» **演習問題**:
1/ 本文によると、スウェーデンで風力発電の関連企業が一時ほとんど消滅した背景には、隣国のどのような事情があったか答えよ。
2/ 次の(a)〜(c)の記述が本文の内容と合っているかどうかを「はい」か「いいえ」で答え、判断の根拠となる本文の語句をそのまま引用せよ。
(a) スウェーデンでは、日本企業の強みである空調ヒートポンプがよく見かけられた。
(b) スウェーデンでは、エコ食品が慢性的に不足している。
(c) 北欧の樹木には倒木が多く見られた。

» **本文**:
════════════════

日本企業のビジネスチャンスは、以下4つの分野であるのではないか。
- 風力発電
・ 風力発電はこれまでに何度か国の補助金が支給されたが、財政難や発電量が伸びないことを理由に数年後にその制度がその都度廃止された経緯から、一時は、スウェーデンから関連企業がほとんど消滅してしまった。この背景には隣国デンマークが大々的に風力発電に力を入れ、有力企業がそちらに育ったということもある。
- 太陽エネルギー関係
・ スウェーデンは非常に軽度が高い関係から半年間は太陽光が少ないため、太陽熱発電は経済的効果が薄いが、太陽熱暖房は装置が安く上がれば非常に有効な暖房手段となりえる。
- ヒートポンプ
・ スウェーデンではヒートポンプは、元来は地中熱と地上熱の交換するものととらえられており、日本企業の強みである空調ヒートポンプはあまり見かけられなかった。
- エコロジカル(オーガニック)食品
・ エコロジカルナ食品を求める声が強いにもかかわらず、慢性的なエコ食品不足の状態が続いている。価格が高くても購入したい消費者数は増えているので、例えば、高品質なオーガニックな飲料等は十分チャンスがあるものと思われる。
最後に、メンバーからの所感を寄せ書きします。
◎先ず、緯度が高いことによる11月という初冬の時期でもあり寒さを体感する。
◎気温が低い割に、北欧の樹木が旺盛な伸びと密植の繁茂ではないが樹木の倒木を見られない。それは日本のように台風(強風)がないということと、土壌が肥沃であることの証明である。それが木工産業を盛んにさせたことを実感できる。
◎環境立国といわれる如く、乱開発が見られず自然を大切にし、自然と共生の状況を感じる。
◎何十キロも平坦な道路を走ることができ、北欧の大地を感じる。
◎農村部に入ると家屋が点在し、隣家が遠く馬車と車社会の歴史を感じる。
◎国民の暮しはおおらかで、身長も大きい。

════════════════

» **抽出データ**:

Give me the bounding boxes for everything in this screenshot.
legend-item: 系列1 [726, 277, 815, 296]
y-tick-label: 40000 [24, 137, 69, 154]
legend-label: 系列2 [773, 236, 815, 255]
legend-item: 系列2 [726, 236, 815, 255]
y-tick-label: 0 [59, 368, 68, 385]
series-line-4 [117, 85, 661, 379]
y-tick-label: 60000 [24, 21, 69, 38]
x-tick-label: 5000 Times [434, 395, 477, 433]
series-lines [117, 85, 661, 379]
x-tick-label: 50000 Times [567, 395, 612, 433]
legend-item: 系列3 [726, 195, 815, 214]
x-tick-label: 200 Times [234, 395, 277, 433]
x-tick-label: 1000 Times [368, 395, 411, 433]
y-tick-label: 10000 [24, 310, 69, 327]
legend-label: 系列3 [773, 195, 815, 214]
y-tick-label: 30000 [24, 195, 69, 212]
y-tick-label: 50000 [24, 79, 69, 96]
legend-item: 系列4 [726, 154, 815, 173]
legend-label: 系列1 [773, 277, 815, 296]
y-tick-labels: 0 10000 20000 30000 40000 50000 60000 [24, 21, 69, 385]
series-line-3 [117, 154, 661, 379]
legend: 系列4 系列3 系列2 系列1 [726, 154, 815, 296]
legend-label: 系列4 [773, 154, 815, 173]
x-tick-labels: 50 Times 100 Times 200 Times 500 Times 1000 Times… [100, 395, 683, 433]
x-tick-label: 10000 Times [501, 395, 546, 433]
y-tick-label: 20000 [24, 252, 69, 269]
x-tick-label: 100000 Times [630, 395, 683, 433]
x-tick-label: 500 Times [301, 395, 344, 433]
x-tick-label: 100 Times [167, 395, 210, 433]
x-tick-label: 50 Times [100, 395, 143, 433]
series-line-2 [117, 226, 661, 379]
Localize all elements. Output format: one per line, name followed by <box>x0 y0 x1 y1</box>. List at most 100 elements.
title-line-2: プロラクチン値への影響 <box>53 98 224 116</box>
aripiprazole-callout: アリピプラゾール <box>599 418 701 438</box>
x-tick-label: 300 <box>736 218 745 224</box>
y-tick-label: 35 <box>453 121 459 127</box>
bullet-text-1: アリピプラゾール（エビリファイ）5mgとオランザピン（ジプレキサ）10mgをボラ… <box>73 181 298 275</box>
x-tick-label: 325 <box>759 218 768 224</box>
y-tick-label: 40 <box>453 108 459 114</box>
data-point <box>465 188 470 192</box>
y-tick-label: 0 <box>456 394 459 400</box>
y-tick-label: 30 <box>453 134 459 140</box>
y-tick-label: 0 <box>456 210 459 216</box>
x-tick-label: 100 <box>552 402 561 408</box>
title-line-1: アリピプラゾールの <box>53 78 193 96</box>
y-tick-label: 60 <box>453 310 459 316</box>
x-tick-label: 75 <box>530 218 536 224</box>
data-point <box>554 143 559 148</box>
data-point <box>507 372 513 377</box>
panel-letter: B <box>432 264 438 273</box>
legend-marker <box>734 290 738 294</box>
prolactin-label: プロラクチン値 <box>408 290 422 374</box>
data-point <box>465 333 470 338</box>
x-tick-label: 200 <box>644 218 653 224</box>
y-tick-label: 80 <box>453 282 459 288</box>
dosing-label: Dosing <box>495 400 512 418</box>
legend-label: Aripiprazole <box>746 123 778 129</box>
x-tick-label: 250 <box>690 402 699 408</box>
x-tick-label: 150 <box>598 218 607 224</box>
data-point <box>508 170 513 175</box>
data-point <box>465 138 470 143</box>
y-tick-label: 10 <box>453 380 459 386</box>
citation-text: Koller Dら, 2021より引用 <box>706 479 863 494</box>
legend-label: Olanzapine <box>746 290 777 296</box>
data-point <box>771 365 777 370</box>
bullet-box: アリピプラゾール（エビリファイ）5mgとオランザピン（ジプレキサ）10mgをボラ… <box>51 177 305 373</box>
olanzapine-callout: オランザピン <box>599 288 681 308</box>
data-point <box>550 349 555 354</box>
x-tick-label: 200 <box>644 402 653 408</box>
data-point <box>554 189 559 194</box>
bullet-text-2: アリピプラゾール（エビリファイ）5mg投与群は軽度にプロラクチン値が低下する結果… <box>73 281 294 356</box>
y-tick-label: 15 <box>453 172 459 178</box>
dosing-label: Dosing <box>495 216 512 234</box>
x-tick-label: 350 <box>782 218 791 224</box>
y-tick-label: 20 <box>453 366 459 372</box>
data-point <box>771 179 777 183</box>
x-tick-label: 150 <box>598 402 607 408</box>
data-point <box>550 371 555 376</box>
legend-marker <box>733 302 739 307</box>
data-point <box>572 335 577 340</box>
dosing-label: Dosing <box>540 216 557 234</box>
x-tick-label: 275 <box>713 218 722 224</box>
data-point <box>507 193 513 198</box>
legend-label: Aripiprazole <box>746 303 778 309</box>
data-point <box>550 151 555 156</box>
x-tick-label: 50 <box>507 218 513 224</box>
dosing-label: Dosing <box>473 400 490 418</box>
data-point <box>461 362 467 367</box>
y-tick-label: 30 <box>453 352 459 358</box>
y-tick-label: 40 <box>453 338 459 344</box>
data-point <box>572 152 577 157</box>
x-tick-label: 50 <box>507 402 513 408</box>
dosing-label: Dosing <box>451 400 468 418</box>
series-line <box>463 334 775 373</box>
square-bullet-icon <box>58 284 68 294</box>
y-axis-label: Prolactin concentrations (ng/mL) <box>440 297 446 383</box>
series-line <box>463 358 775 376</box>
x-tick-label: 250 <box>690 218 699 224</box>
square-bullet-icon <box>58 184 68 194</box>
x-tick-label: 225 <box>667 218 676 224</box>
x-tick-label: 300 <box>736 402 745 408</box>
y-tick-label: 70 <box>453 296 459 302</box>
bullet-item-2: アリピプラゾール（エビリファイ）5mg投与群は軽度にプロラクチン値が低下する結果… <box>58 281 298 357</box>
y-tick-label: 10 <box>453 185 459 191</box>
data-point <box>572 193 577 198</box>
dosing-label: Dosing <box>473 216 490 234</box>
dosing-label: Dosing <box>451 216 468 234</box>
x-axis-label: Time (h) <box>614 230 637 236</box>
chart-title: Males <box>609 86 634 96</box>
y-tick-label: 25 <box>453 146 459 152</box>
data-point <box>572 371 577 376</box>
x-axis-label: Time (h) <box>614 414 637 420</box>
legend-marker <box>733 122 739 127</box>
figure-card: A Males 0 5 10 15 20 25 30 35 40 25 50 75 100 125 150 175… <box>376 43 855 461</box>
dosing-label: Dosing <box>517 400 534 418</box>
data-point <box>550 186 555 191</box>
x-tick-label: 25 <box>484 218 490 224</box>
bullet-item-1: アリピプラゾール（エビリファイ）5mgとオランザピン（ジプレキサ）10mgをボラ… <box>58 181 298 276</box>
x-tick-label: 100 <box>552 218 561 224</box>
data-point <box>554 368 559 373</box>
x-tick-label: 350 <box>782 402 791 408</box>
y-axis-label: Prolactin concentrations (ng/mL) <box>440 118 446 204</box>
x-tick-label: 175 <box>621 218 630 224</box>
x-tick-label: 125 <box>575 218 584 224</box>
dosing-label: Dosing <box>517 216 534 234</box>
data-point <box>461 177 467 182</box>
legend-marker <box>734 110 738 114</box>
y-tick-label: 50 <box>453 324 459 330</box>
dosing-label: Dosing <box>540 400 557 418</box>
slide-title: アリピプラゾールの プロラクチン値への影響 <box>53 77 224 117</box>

════════════════

» **各問の解答**:
1/ 隣国デンマークが大々的に風力発電に力を入れ、有力企業がそちらに育ったこと。

2/
(a) いいえ。「日本企業の強みである空調ヒートポンプはあまり見かけられなかった」
(b) はい。「慢性的なエコ食品不足の状態が続いている」
(c) いいえ。「樹木の倒木を見られない」